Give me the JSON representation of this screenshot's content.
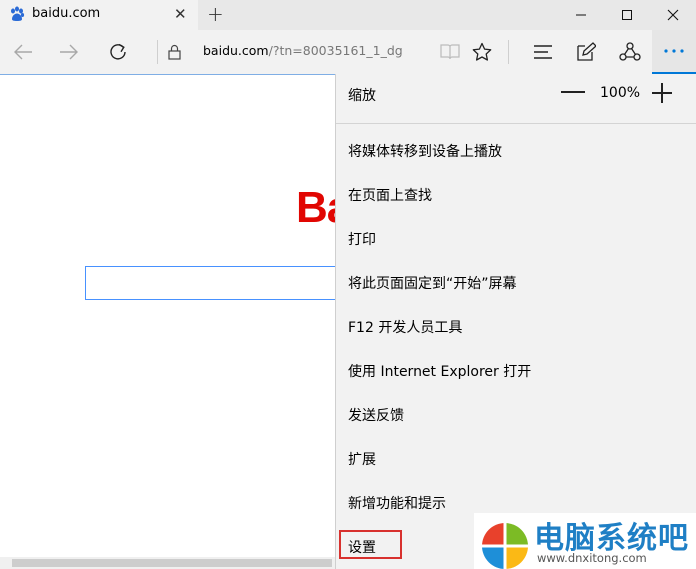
{
  "tab": {
    "title": "baidu.com",
    "close_glyph": "✕",
    "new_tab_glyph": "+"
  },
  "window": {
    "minimize_icon": "minimize-icon",
    "maximize_icon": "maximize-icon",
    "close_icon": "close-icon"
  },
  "address": {
    "host": "baidu.com",
    "rest": "/?tn=80035161_1_dg"
  },
  "page": {
    "logo_text": "Ba"
  },
  "menu": {
    "zoom_label": "缩放",
    "zoom_value": "100%",
    "zoom_plus": "+",
    "items": [
      "将媒体转移到设备上播放",
      "在页面上查找",
      "打印",
      "将此页面固定到“开始”屏幕",
      "F12 开发人员工具",
      "使用 Internet Explorer 打开",
      "发送反馈",
      "扩展",
      "新增功能和提示",
      "设置"
    ]
  },
  "watermark": {
    "title": "电脑系统吧",
    "url": "www.dnxitong.com"
  },
  "colors": {
    "accent": "#0078d7",
    "baidu_red": "#e10602",
    "highlight_red": "#d8312e",
    "watermark_blue": "#1f7fc5"
  }
}
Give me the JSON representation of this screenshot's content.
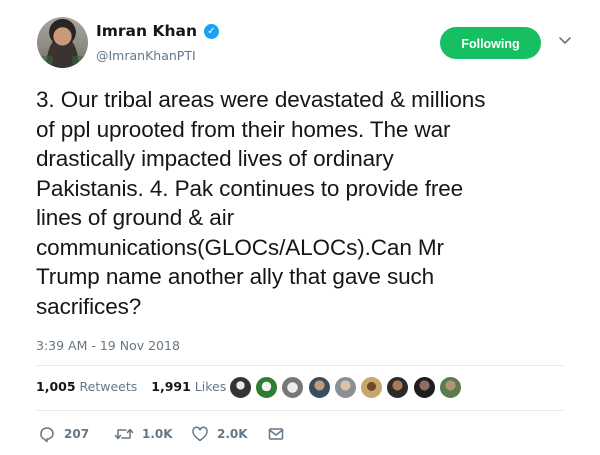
{
  "user": {
    "display_name": "Imran Khan",
    "handle": "@ImranKhanPTI",
    "verified": true
  },
  "follow_button": {
    "label": "Following",
    "color": "#17bf63"
  },
  "tweet": {
    "text": "3. Our tribal areas were devastated & millions\nof ppl uprooted from their homes. The war\ndrastically impacted lives of ordinary\nPakistanis. 4. Pak continues to provide free\nlines of ground & air\ncommunications(GLOCs/ALOCs).Can Mr\nTrump name another ally that gave such\nsacrifices?",
    "timestamp": "3:39 AM - 19 Nov 2018"
  },
  "stats": {
    "retweets_count": "1,005",
    "retweets_label": "Retweets",
    "likes_count": "1,991",
    "likes_label": "Likes"
  },
  "actions": {
    "replies": "207",
    "retweets": "1.0K",
    "likes": "2.0K"
  },
  "colors": {
    "accent": "#1da1f2",
    "muted": "#657786",
    "text": "#14171a",
    "divider": "#e6ecf0"
  }
}
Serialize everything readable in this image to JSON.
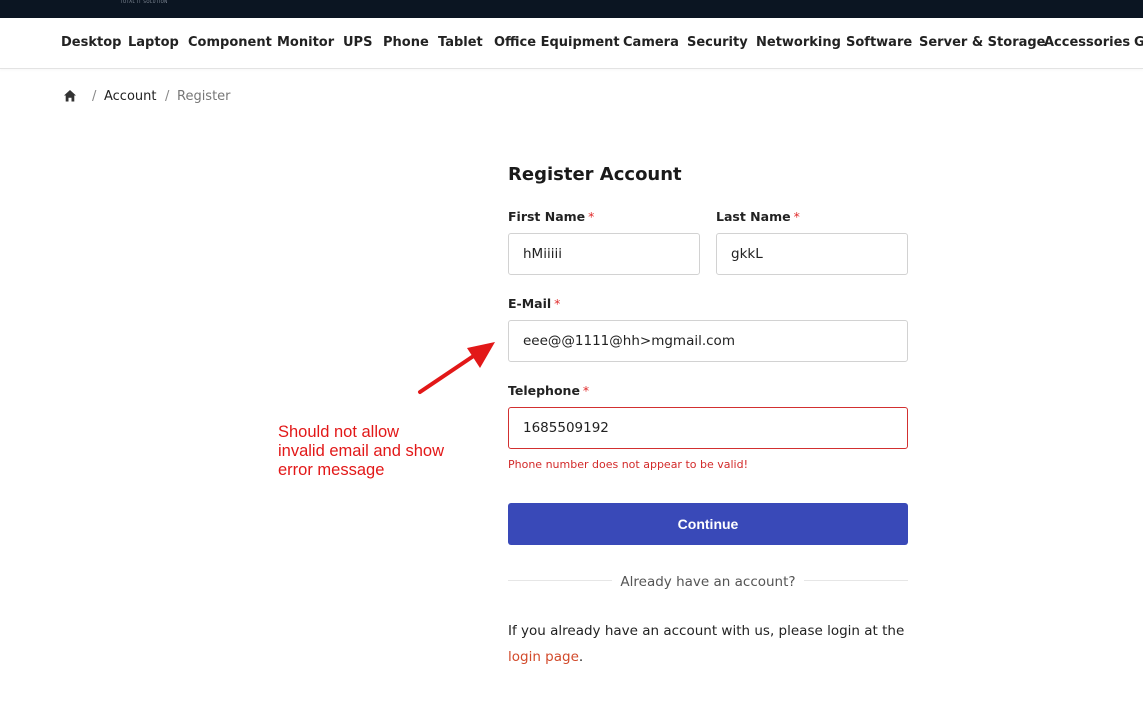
{
  "topbar": {
    "tagline": "TOTAL IT SOLUTION"
  },
  "nav": {
    "items": [
      "Desktop",
      "Laptop",
      "Component",
      "Monitor",
      "UPS",
      "Phone",
      "Tablet",
      "Office Equipment",
      "Camera",
      "Security",
      "Networking",
      "Software",
      "Server & Storage",
      "Accessories",
      "G"
    ]
  },
  "breadcrumb": {
    "home_icon": "home-icon",
    "sep": "/",
    "account": "Account",
    "current": "Register"
  },
  "form": {
    "title": "Register Account",
    "required_mark": "*",
    "first_name": {
      "label": "First Name",
      "value": "hMiiiii"
    },
    "last_name": {
      "label": "Last Name",
      "value": "gkkL"
    },
    "email": {
      "label": "E-Mail",
      "value": "eee@@1111@hh>mgmail.com"
    },
    "telephone": {
      "label": "Telephone",
      "value": "1685509192",
      "error": "Phone number does not appear to be valid!"
    },
    "continue_label": "Continue"
  },
  "login_section": {
    "divider_text": "Already have an account?",
    "text_before": "If you already have an account with us, please login at the ",
    "link_text": "login page",
    "text_after": "."
  },
  "annotation": {
    "line1": "Should not allow",
    "line2": "invalid email and show",
    "line3": "error message"
  },
  "colors": {
    "accent": "#3949b8",
    "error": "#d22a2a",
    "annotation": "#e21818",
    "link": "#d24a2b",
    "topbar": "#0b1522"
  }
}
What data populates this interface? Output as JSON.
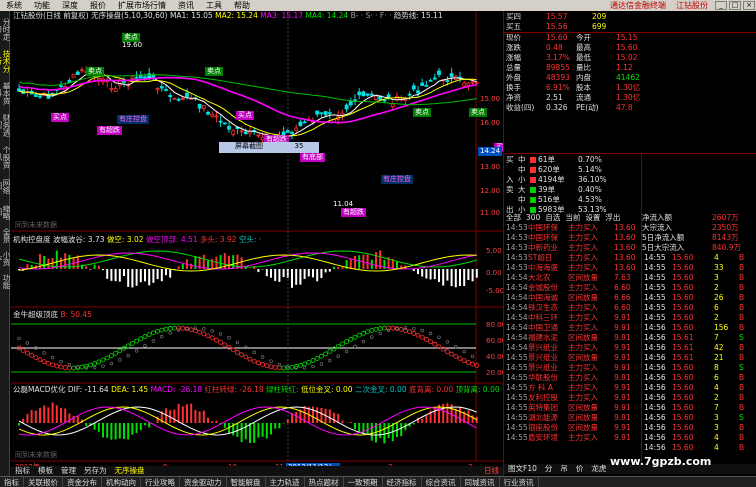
{
  "menubar": {
    "items": [
      "系统",
      "功能",
      "深度",
      "报价",
      "扩展市场行情",
      "资讯",
      "工具",
      "帮助"
    ],
    "ad": "通达信金融终端",
    "stock_title": "江钻股份"
  },
  "left_tabs": [
    "分时走势",
    "技术分析",
    "基本资料",
    "财务透视",
    "个股资讯",
    "网络图",
    "缩略图",
    "全景",
    "小资本",
    "功能"
  ],
  "main_chart": {
    "header": "江钻股份(日线 前复权)",
    "header2": "无序操盘(5,10,30,60)",
    "ma1": "MA1: 15.05",
    "ma2": "MA2: 15.24",
    "ma3": "MA3: 15.17",
    "ma4": "MA4: 14.24",
    "extra": "B- · S· · F· ·",
    "trend": "趋势线: 15.11",
    "price_labels": [
      "19.60",
      "16.00",
      "15.00",
      "14.00",
      "13.00",
      "12.00",
      "11.00"
    ],
    "last_price": "14.24",
    "tooltip": "屏幕截图",
    "tooltip_value": "35",
    "annotations": {
      "sell": "卖点",
      "buy": "买点",
      "hold": "有庄控盘",
      "rebound": "有超跌",
      "bottom": "有超跌",
      "bottom2": "有底部",
      "level": "15.40",
      "low": "11.04",
      "high": "19.60"
    },
    "watermark": "同到未来数据"
  },
  "panel2": {
    "title": "机构控盘度",
    "label1": "波幅波谷: 3.73",
    "label2": "做空: 3.02",
    "label3": "做空顶部: 4.51",
    "label4": "多头: 3.92",
    "label5": "空头: ·",
    "ticks": [
      "5.00",
      "0.00",
      "-5.00"
    ]
  },
  "panel3": {
    "title": "金牛超级顶底",
    "value": "B: 50.45",
    "ticks": [
      "80.00",
      "60.00",
      "40.00",
      "20.00"
    ]
  },
  "panel4": {
    "title": "公磊MACD优化",
    "dif": "DIF: -11.64",
    "dea": "DEA: 1.45",
    "macd": "MACD: -26.18",
    "l1": "红柱转绿: -26.18",
    "l2": "绿柱转红: ",
    "l3": "低位金叉: 0.00",
    "l4": "二次金叉: 0.00",
    "l5": "底背离: 0.00",
    "l6": "顶背离: 0.00",
    "watermark": "同到未来数据"
  },
  "time_axis": {
    "labels": [
      "2012年",
      "9",
      "10",
      "11",
      "12",
      "2012/11/12/一",
      "2",
      "3",
      "日线"
    ]
  },
  "chart_tabs": [
    "指标",
    "模板",
    "管理",
    "另存为",
    "无序操盘"
  ],
  "right": {
    "quote_top": [
      {
        "l": "买四",
        "v": "15.57",
        "v2": "209"
      },
      {
        "l": "买五",
        "v": "15.56",
        "v2": "699"
      }
    ],
    "stats": [
      {
        "l": "现价",
        "v": "15.60",
        "l2": "今开",
        "v2": "15.15"
      },
      {
        "l": "涨跌",
        "v": "0.48",
        "l2": "最高",
        "v2": "15.60"
      },
      {
        "l": "涨幅",
        "v": "3.17%",
        "l2": "最低",
        "v2": "15.02"
      },
      {
        "l": "总量",
        "v": "89855",
        "l2": "量比",
        "v2": "1.12"
      },
      {
        "l": "外盘",
        "v": "48393",
        "l2": "内盘",
        "v2": "41462"
      },
      {
        "l": "换手",
        "v": "6.91%",
        "l2": "股本",
        "v2": "1.30亿"
      },
      {
        "l": "净资",
        "v": "2.51",
        "l2": "流通",
        "v2": "1.30亿"
      },
      {
        "l": "收益(四)",
        "v": "0.326",
        "l2": "PE(动)",
        "v2": "47.8"
      }
    ],
    "bigorder": [
      {
        "side": "买",
        "t": "中",
        "c": "61单",
        "p": "0.70%"
      },
      {
        "side": "",
        "t": "中",
        "c": "620单",
        "p": "5.14%"
      },
      {
        "side": "入",
        "t": "小",
        "c": "4194单",
        "p": "36.10%"
      },
      {
        "side": "卖",
        "t": "大",
        "c": "39单",
        "p": "0.40%"
      },
      {
        "side": "",
        "t": "中",
        "c": "516单",
        "p": "4.53%"
      },
      {
        "side": "出",
        "t": "小",
        "c": "5983单",
        "p": "53.13%"
      }
    ],
    "tabs": [
      "全部",
      "300",
      "自选",
      "当前",
      "设置",
      "浮出"
    ],
    "summary": [
      {
        "l": "净流入额",
        "v": "2607万"
      },
      {
        "l": "大宗流入",
        "v": "2350万"
      },
      {
        "l": "5日净流入额",
        "v": "8143万"
      },
      {
        "l": "5日大宗流入",
        "v": "840.9万"
      }
    ],
    "news": [
      {
        "t": "14:53",
        "n": "中国环保",
        "s": "主力买入",
        "v": "13.60"
      },
      {
        "t": "14:53",
        "n": "中国环保",
        "s": "主力买入",
        "v": "13.60"
      },
      {
        "t": "14:53",
        "n": "中新药业",
        "s": "主力买入",
        "v": "13.60"
      },
      {
        "t": "14:53",
        "n": "ST超日",
        "s": "主力买入",
        "v": "13.60"
      },
      {
        "t": "14:53",
        "n": "中海海盛",
        "s": "主力买入",
        "v": "13.60"
      },
      {
        "t": "14:54",
        "n": "大北农",
        "s": "区间放量",
        "v": "7.63"
      },
      {
        "t": "14:54",
        "n": "金城股份",
        "s": "主力买入",
        "v": "6.60"
      },
      {
        "t": "14:54",
        "n": "中国海诚",
        "s": "区间放量",
        "v": "6.66"
      },
      {
        "t": "14:54",
        "n": "铁汉生态",
        "s": "主力买入",
        "v": "6.60"
      },
      {
        "t": "14:54",
        "n": "中科三环",
        "s": "主力买入",
        "v": "9.91"
      },
      {
        "t": "14:54",
        "n": "中国卫通",
        "s": "主力买入",
        "v": "9.91"
      },
      {
        "t": "14:54",
        "n": "福建水泥",
        "s": "区间放量",
        "v": "9.91"
      },
      {
        "t": "14:54",
        "n": "景兴纸业",
        "s": "主力买入",
        "v": "9.91"
      },
      {
        "t": "14:55",
        "n": "景兴纸业",
        "s": "区间放量",
        "v": "9.91"
      },
      {
        "t": "14:55",
        "n": "景兴纸业",
        "s": "主力买入",
        "v": "9.91"
      },
      {
        "t": "14:55",
        "n": "华联股份",
        "s": "主力买入",
        "v": "9.91"
      },
      {
        "t": "14:55",
        "n": "方 科 A",
        "s": "主力买入",
        "v": "9.91"
      },
      {
        "t": "14:55",
        "n": "友利控股",
        "s": "主力买入",
        "v": "9.91"
      },
      {
        "t": "14:55",
        "n": "英特集团",
        "s": "区间放量",
        "v": "9.91"
      },
      {
        "t": "14:55",
        "n": "湖北能源",
        "s": "区间放量",
        "v": "9.91"
      },
      {
        "t": "14:55",
        "n": "银座股份",
        "s": "区间放量",
        "v": "9.91"
      },
      {
        "t": "14:55",
        "n": "盾安环境",
        "s": "主力买入",
        "v": "9.91"
      }
    ],
    "ticks": [
      {
        "t": "14:55",
        "p": "15.60",
        "v": "4",
        "f": "B"
      },
      {
        "t": "14:55",
        "p": "15.60",
        "v": "33",
        "f": "B"
      },
      {
        "t": "14:55",
        "p": "15.60",
        "v": "3",
        "f": "B"
      },
      {
        "t": "14:55",
        "p": "15.60",
        "v": "2",
        "f": "B"
      },
      {
        "t": "14:55",
        "p": "15.60",
        "v": "26",
        "f": "B"
      },
      {
        "t": "14:55",
        "p": "15.60",
        "v": "6",
        "f": "B"
      },
      {
        "t": "14:55",
        "p": "15.60",
        "v": "2",
        "f": "B"
      },
      {
        "t": "14:56",
        "p": "15.60",
        "v": "156",
        "f": "B"
      },
      {
        "t": "14:56",
        "p": "15.61",
        "v": "7",
        "f": "S"
      },
      {
        "t": "14:56",
        "p": "15.61",
        "v": "42",
        "f": "B"
      },
      {
        "t": "14:56",
        "p": "15.61",
        "v": "21",
        "f": "B"
      },
      {
        "t": "14:56",
        "p": "15.60",
        "v": "8",
        "f": "S"
      },
      {
        "t": "14:56",
        "p": "15.60",
        "v": "6",
        "f": "B"
      },
      {
        "t": "14:56",
        "p": "15.60",
        "v": "4",
        "f": "B"
      },
      {
        "t": "14:56",
        "p": "15.60",
        "v": "2",
        "f": "B"
      },
      {
        "t": "14:56",
        "p": "15.60",
        "v": "7",
        "f": "B"
      },
      {
        "t": "14:56",
        "p": "15.60",
        "v": "3",
        "f": "S"
      },
      {
        "t": "14:56",
        "p": "15.60",
        "v": "3",
        "f": "B"
      },
      {
        "t": "14:56",
        "p": "15.60",
        "v": "4",
        "f": "B"
      },
      {
        "t": "14:56",
        "p": "15.60",
        "v": "4",
        "f": "B"
      },
      {
        "t": "14:56",
        "p": "15.60",
        "v": "4",
        "f": "B"
      },
      {
        "t": "14:56",
        "p": "15.60",
        "v": "4",
        "f": "B"
      }
    ],
    "bottom_tabs": [
      "图文F10",
      "分",
      "吊",
      "价",
      "龙虎"
    ]
  },
  "bottombar": [
    "指标",
    "关联报价",
    "资金分布",
    "机构动向",
    "行业攻略",
    "资金驱动力",
    "智能解盘",
    "主力轨迹",
    "热点题材",
    "一致预期",
    "经济指标",
    "综合资讯",
    "同城资讯",
    "行业资讯"
  ],
  "watermark_url": "www.7gpzb.com",
  "colors": {
    "up": "#ff3030",
    "down": "#00e000",
    "accent": "#ffff00"
  }
}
======
* [What is required]: Pick out all lines containing the string "accent".

* [Task response]:
    "accent": "#0078d7",
    "accent": "#1da1f2",
    "accent": "#3949b8",
    "accent": "#ffff00"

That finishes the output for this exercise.